▶ Problem description
Omit the pictures from the entries below and retype everything else exactly.

▶ Records for the exercise

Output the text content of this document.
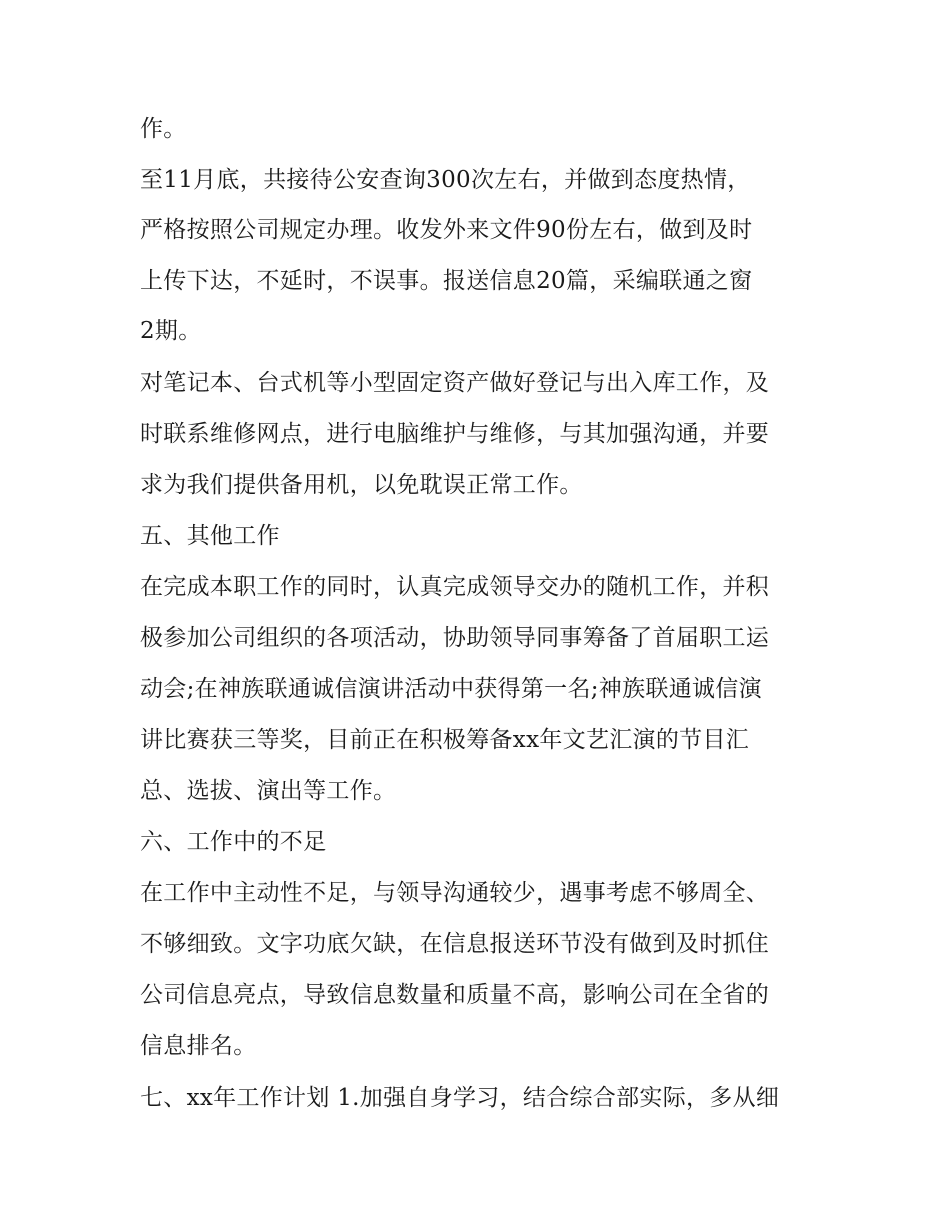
作。

至11月底，共接待公安查询300次左右，并做到态度热情，

严格按照公司规定办理。收发外来文件90份左右，做到及时

上传下达，不延时，不误事。报送信息20篇，采编联通之窗

2期。

对笔记本、台式机等小型固定资产做好登记与出入库工作，及

时联系维修网点，进行电脑维护与维修，与其加强沟通，并要

求为我们提供备用机，以免耽误正常工作。

五、其他工作

在完成本职工作的同时，认真完成领导交办的随机工作，并积

极参加公司组织的各项活动，协助领导同事筹备了首届职工运

动会;在神族联通诚信演讲活动中获得第一名;神族联通诚信演

讲比赛获三等奖，目前正在积极筹备xx年文艺汇演的节目汇

总、选拔、演出等工作。

六、工作中的不足

在工作中主动性不足，与领导沟通较少，遇事考虑不够周全、

不够细致。文字功底欠缺，在信息报送环节没有做到及时抓住

公司信息亮点，导致信息数量和质量不高，影响公司在全省的

信息排名。

七、xx年工作计划 1.加强自身学习，结合综合部实际，多从细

▶ Result
Output the text content of this document.
作。

至11月底，共接待公安查询300次左右，并做到态度热情，

严格按照公司规定办理。收发外来文件90份左右，做到及时

上传下达，不延时，不误事。报送信息20篇，采编联通之窗

2期。

对笔记本、台式机等小型固定资产做好登记与出入库工作，及

时联系维修网点，进行电脑维护与维修，与其加强沟通，并要

求为我们提供备用机，以免耽误正常工作。

五、其他工作

在完成本职工作的同时，认真完成领导交办的随机工作，并积

极参加公司组织的各项活动，协助领导同事筹备了首届职工运

动会;在神族联通诚信演讲活动中获得第一名;神族联通诚信演

讲比赛获三等奖，目前正在积极筹备xx年文艺汇演的节目汇

总、选拔、演出等工作。

六、工作中的不足

在工作中主动性不足，与领导沟通较少，遇事考虑不够周全、

不够细致。文字功底欠缺，在信息报送环节没有做到及时抓住

公司信息亮点，导致信息数量和质量不高，影响公司在全省的

信息排名。

七、xx年工作计划 1.加强自身学习，结合综合部实际，多从细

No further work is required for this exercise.